• Problem description: Reproduce each line of the material exactly, minus any picture.

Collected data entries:

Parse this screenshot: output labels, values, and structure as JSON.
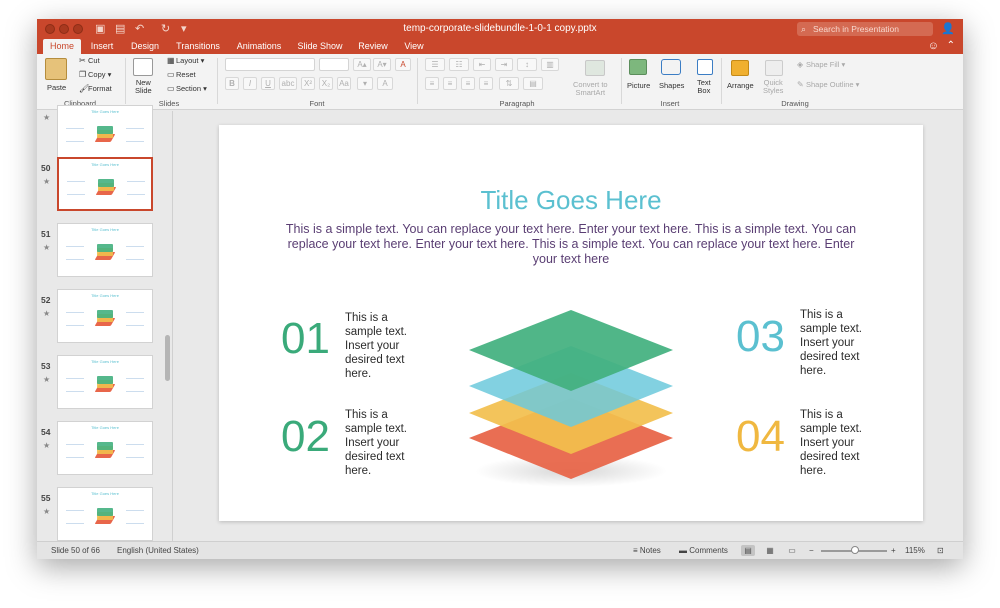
{
  "window": {
    "title": "temp-corporate-slidebundle-1-0-1 copy.pptx",
    "search_placeholder": "Search in Presentation"
  },
  "tabs": [
    "Home",
    "Insert",
    "Design",
    "Transitions",
    "Animations",
    "Slide Show",
    "Review",
    "View"
  ],
  "active_tab": "Home",
  "ribbon": {
    "paste": "Paste",
    "cut": "Cut",
    "copy": "Copy",
    "format": "Format",
    "new_slide_1": "New",
    "new_slide_2": "Slide",
    "layout": "Layout",
    "reset": "Reset",
    "section": "Section",
    "convert_1": "Convert to",
    "convert_2": "SmartArt",
    "picture": "Picture",
    "shapes": "Shapes",
    "text_box_1": "Text",
    "text_box_2": "Box",
    "arrange": "Arrange",
    "quick_styles_1": "Quick",
    "quick_styles_2": "Styles",
    "shape_fill": "Shape Fill",
    "shape_outline": "Shape Outline",
    "groups": {
      "clipboard": "Clipboard",
      "slides": "Slides",
      "font": "Font",
      "paragraph": "Paragraph",
      "insert": "Insert",
      "drawing": "Drawing"
    }
  },
  "thumbnails": [
    {
      "num": "",
      "title": "Title Goes Here",
      "offset": 0
    },
    {
      "num": "50",
      "title": "Title Goes Here",
      "offset": 1
    },
    {
      "num": "51",
      "title": "Title Goes Here",
      "offset": 2
    },
    {
      "num": "52",
      "title": "Title Goes Here",
      "offset": 3
    },
    {
      "num": "53",
      "title": "Title Goes Here",
      "offset": 4
    },
    {
      "num": "54",
      "title": "Title Goes Here",
      "offset": 5
    },
    {
      "num": "55",
      "title": "Title Goes Here",
      "offset": 6
    }
  ],
  "slide": {
    "title": "Title Goes Here",
    "body": "This is a simple text. You can replace your text here. Enter your text here. This is a simple text. You can replace your text here. Enter your text here. This is a simple text. You can replace your text here. Enter your text here",
    "items": [
      {
        "num": "01",
        "text": "This is a sample text. Insert your desired text here.",
        "color": "#3aaa7a"
      },
      {
        "num": "02",
        "text": "This is a sample text. Insert your desired text here.",
        "color": "#3aaa7a"
      },
      {
        "num": "03",
        "text": "This is a sample text. Insert your desired text here.",
        "color": "#5bc0d0"
      },
      {
        "num": "04",
        "text": "This is a sample text. Insert your desired text here.",
        "color": "#f0b840"
      }
    ],
    "layer_colors": [
      "#e8664a",
      "#f2bf4d",
      "#6cc9dc",
      "#43b07f"
    ]
  },
  "status": {
    "slide_info": "Slide 50 of 66",
    "language": "English (United States)",
    "notes": "Notes",
    "comments": "Comments",
    "zoom": "115%"
  },
  "colors": {
    "accent": "#c9472c"
  }
}
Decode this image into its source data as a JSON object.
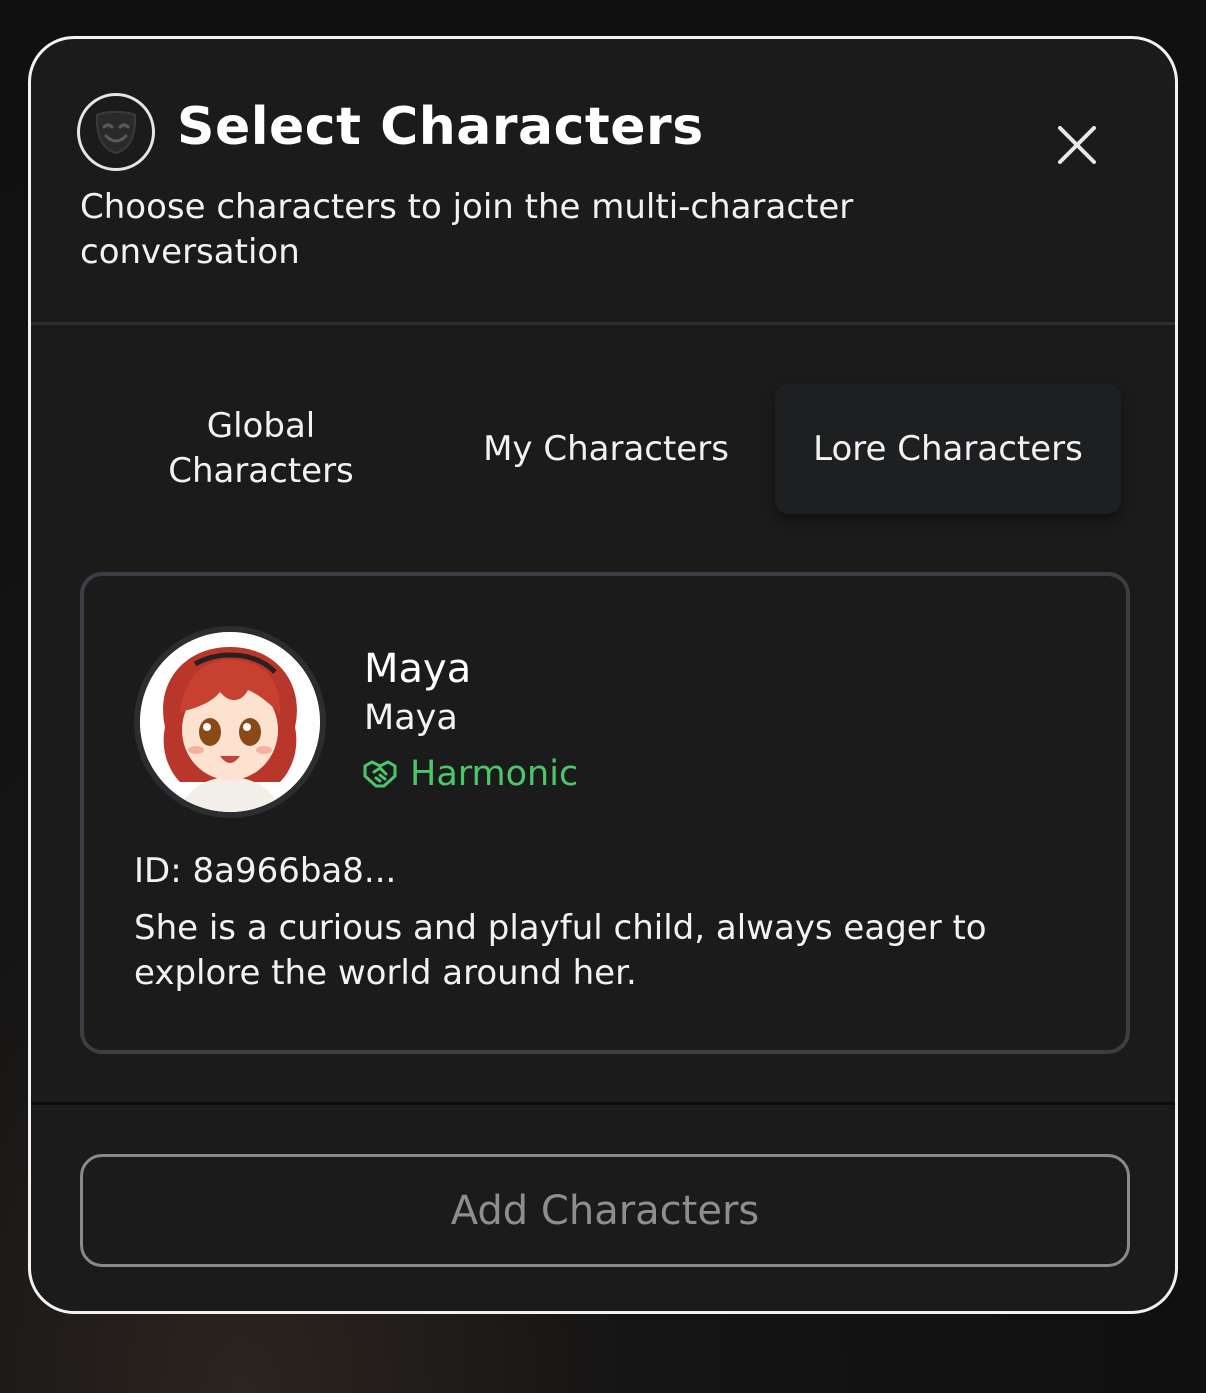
{
  "header": {
    "icon": "theater-mask-icon",
    "title": "Select Characters",
    "subtitle": "Choose characters to join the multi-character conversation",
    "close_icon": "close-icon"
  },
  "tabs": [
    {
      "label": "Global Characters",
      "active": false
    },
    {
      "label": "My Characters",
      "active": false
    },
    {
      "label": "Lore Characters",
      "active": true
    }
  ],
  "characters": [
    {
      "name": "Maya",
      "subtitle": "Maya",
      "tag": "Harmonic",
      "tag_icon": "handshake-icon",
      "tag_color": "#4cc66a",
      "id_text": "ID: 8a966ba8...",
      "description": "She is a curious and playful child, always eager to explore the world around her."
    }
  ],
  "footer": {
    "add_label": "Add Characters"
  },
  "colors": {
    "background": "#1b1b1c",
    "border": "#f2f2f2",
    "accent_green": "#4cc66a",
    "disabled_text": "#8e8e8e"
  }
}
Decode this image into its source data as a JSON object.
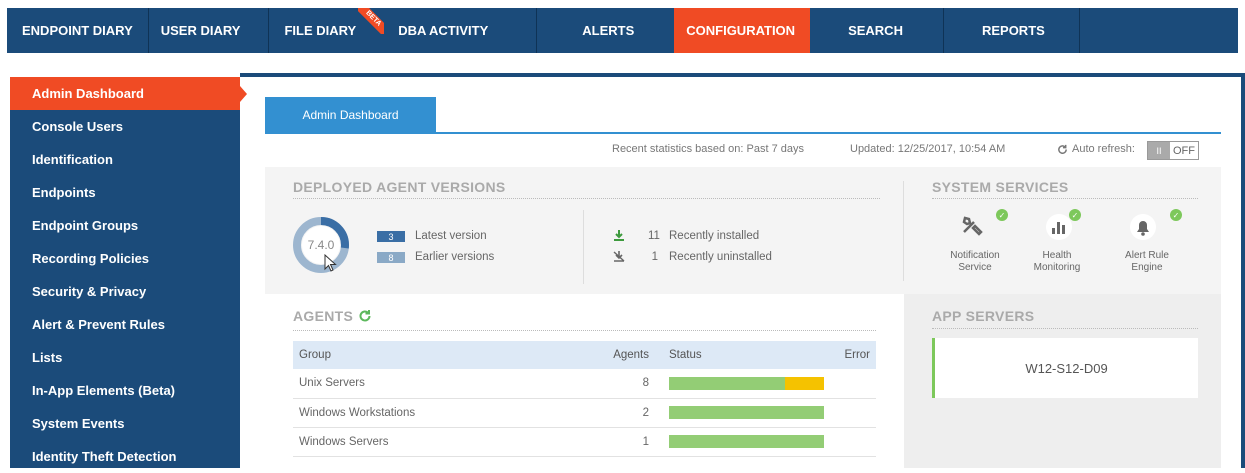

• Result of the exercise:
Parse this screenshot: output labels, values, and structure as JSON.
{
  "window": {
    "title": "temp-corporate-slidebundle-1-0-1 copy.pptx",
    "search_placeholder": "Search in Presentation"
  },
  "tabs": [
    "Home",
    "Insert",
    "Design",
    "Transitions",
    "Animations",
    "Slide Show",
    "Review",
    "View"
  ],
  "active_tab": "Home",
  "ribbon": {
    "paste": "Paste",
    "cut": "Cut",
    "copy": "Copy",
    "format": "Format",
    "new_slide_1": "New",
    "new_slide_2": "Slide",
    "layout": "Layout",
    "reset": "Reset",
    "section": "Section",
    "convert_1": "Convert to",
    "convert_2": "SmartArt",
    "picture": "Picture",
    "shapes": "Shapes",
    "text_box_1": "Text",
    "text_box_2": "Box",
    "arrange": "Arrange",
    "quick_styles_1": "Quick",
    "quick_styles_2": "Styles",
    "shape_fill": "Shape Fill",
    "shape_outline": "Shape Outline",
    "groups": {
      "clipboard": "Clipboard",
      "slides": "Slides",
      "font": "Font",
      "paragraph": "Paragraph",
      "insert": "Insert",
      "drawing": "Drawing"
    }
  },
  "thumbnails": [
    {
      "num": "",
      "title": "Title Goes Here",
      "offset": 0
    },
    {
      "num": "50",
      "title": "Title Goes Here",
      "offset": 1
    },
    {
      "num": "51",
      "title": "Title Goes Here",
      "offset": 2
    },
    {
      "num": "52",
      "title": "Title Goes Here",
      "offset": 3
    },
    {
      "num": "53",
      "title": "Title Goes Here",
      "offset": 4
    },
    {
      "num": "54",
      "title": "Title Goes Here",
      "offset": 5
    },
    {
      "num": "55",
      "title": "Title Goes Here",
      "offset": 6
    }
  ],
  "slide": {
    "title": "Title Goes Here",
    "body": "This is a simple text. You can replace your text here. Enter your text here. This is a simple text. You can replace your text here. Enter your text here. This is a simple text. You can replace your text here. Enter your text here",
    "items": [
      {
        "num": "01",
        "text": "This is a sample text. Insert your desired text here.",
        "color": "#3aaa7a"
      },
      {
        "num": "02",
        "text": "This is a sample text. Insert your desired text here.",
        "color": "#3aaa7a"
      },
      {
        "num": "03",
        "text": "This is a sample text. Insert your desired text here.",
        "color": "#5bc0d0"
      },
      {
        "num": "04",
        "text": "This is a sample text. Insert your desired text here.",
        "color": "#f0b840"
      }
    ],
    "layer_colors": [
      "#e8664a",
      "#f2bf4d",
      "#6cc9dc",
      "#43b07f"
    ]
  },
  "status": {
    "slide_info": "Slide 50 of 66",
    "language": "English (United States)",
    "notes": "Notes",
    "comments": "Comments",
    "zoom": "115%"
  },
  "colors": {
    "accent": "#c9472c"
  }
}
Decode this image into its source data as a JSON object.
{
  "header": {
    "icon": "theater-mask-icon",
    "title": "Select Characters",
    "subtitle": "Choose characters to join the multi-character conversation",
    "close_icon": "close-icon"
  },
  "tabs": [
    {
      "label": "Global Characters",
      "active": false
    },
    {
      "label": "My Characters",
      "active": false
    },
    {
      "label": "Lore Characters",
      "active": true
    }
  ],
  "characters": [
    {
      "name": "Maya",
      "subtitle": "Maya",
      "tag": "Harmonic",
      "tag_icon": "handshake-icon",
      "tag_color": "#4cc66a",
      "id_text": "ID: 8a966ba8...",
      "description": "She is a curious and playful child, always eager to explore the world around her."
    }
  ],
  "footer": {
    "add_label": "Add Characters"
  },
  "colors": {
    "background": "#1b1b1c",
    "border": "#f2f2f2",
    "accent_green": "#4cc66a",
    "disabled_text": "#8e8e8e"
  }
}
Decode this image into its source data as a JSON object.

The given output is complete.